Stored data
* * *
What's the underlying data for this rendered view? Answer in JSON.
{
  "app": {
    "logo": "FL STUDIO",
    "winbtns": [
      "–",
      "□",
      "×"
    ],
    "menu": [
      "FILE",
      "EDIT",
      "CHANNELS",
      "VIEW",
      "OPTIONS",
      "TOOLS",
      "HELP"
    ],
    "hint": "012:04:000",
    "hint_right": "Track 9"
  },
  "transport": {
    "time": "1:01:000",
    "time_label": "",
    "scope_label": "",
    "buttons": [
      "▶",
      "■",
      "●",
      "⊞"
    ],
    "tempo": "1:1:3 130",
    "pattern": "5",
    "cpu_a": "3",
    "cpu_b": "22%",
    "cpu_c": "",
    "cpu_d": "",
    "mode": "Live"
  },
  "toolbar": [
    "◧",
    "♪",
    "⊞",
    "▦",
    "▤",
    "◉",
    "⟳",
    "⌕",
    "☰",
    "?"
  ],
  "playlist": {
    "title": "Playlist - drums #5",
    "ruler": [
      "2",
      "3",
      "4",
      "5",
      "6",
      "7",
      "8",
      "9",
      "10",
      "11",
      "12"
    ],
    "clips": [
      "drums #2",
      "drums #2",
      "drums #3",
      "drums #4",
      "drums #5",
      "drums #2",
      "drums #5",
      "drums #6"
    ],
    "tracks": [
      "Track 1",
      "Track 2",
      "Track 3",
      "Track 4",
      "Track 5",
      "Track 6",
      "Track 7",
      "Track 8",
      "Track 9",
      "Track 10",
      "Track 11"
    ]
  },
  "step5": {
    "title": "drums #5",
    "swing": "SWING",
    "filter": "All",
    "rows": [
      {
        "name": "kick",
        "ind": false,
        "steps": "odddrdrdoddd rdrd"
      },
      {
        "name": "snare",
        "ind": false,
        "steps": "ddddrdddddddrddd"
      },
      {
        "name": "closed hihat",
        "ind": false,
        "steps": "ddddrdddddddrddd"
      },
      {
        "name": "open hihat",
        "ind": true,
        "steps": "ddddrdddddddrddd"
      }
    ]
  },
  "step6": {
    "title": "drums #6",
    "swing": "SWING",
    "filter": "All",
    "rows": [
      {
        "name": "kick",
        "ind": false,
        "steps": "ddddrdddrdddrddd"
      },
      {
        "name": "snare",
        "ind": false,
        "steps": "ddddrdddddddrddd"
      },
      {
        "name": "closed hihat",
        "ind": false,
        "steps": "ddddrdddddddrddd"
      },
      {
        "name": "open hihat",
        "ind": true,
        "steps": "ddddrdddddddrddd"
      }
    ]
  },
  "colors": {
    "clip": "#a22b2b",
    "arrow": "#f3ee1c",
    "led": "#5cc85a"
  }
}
* * *
◆ WHAT YOU SHOULD DO:
Repeat every entry exactly, please.

◆ WRITTEN REPLY:
What's the underlying data for this rendered view? Answer in JSON.
{
  "app": {
    "logo": "FL STUDIO",
    "winbtns": [
      "–",
      "□",
      "×"
    ],
    "menu": [
      "FILE",
      "EDIT",
      "CHANNELS",
      "VIEW",
      "OPTIONS",
      "TOOLS",
      "HELP"
    ],
    "hint": "012:04:000",
    "hint_right": "Track 9"
  },
  "transport": {
    "time": "1:01:000",
    "time_label": "",
    "scope_label": "",
    "buttons": [
      "▶",
      "■",
      "●",
      "⊞"
    ],
    "tempo": "1:1:3 130",
    "pattern": "5",
    "cpu_a": "3",
    "cpu_b": "22%",
    "cpu_c": "",
    "cpu_d": "",
    "mode": "Live"
  },
  "toolbar": [
    "◧",
    "♪",
    "⊞",
    "▦",
    "▤",
    "◉",
    "⟳",
    "⌕",
    "☰",
    "?"
  ],
  "playlist": {
    "title": "Playlist - drums #5",
    "ruler": [
      "2",
      "3",
      "4",
      "5",
      "6",
      "7",
      "8",
      "9",
      "10",
      "11",
      "12"
    ],
    "clips": [
      "drums #2",
      "drums #2",
      "drums #3",
      "drums #4",
      "drums #5",
      "drums #2",
      "drums #5",
      "drums #6"
    ],
    "tracks": [
      "Track 1",
      "Track 2",
      "Track 3",
      "Track 4",
      "Track 5",
      "Track 6",
      "Track 7",
      "Track 8",
      "Track 9",
      "Track 10",
      "Track 11"
    ]
  },
  "step5": {
    "title": "drums #5",
    "swing": "SWING",
    "filter": "All",
    "rows": [
      {
        "name": "kick",
        "ind": false,
        "steps": "odddrdrdoddd rdrd"
      },
      {
        "name": "snare",
        "ind": false,
        "steps": "ddddrdddddddrddd"
      },
      {
        "name": "closed hihat",
        "ind": false,
        "steps": "ddddrdddddddrddd"
      },
      {
        "name": "open hihat",
        "ind": true,
        "steps": "ddddrdddddddrddd"
      }
    ]
  },
  "step6": {
    "title": "drums #6",
    "swing": "SWING",
    "filter": "All",
    "rows": [
      {
        "name": "kick",
        "ind": false,
        "steps": "ddddrdddrdddrddd"
      },
      {
        "name": "snare",
        "ind": false,
        "steps": "ddddrdddddddrddd"
      },
      {
        "name": "closed hihat",
        "ind": false,
        "steps": "ddddrdddddddrddd"
      },
      {
        "name": "open hihat",
        "ind": true,
        "steps": "ddddrdddddddrddd"
      }
    ]
  },
  "colors": {
    "clip": "#a22b2b",
    "arrow": "#f3ee1c",
    "led": "#5cc85a"
  }
}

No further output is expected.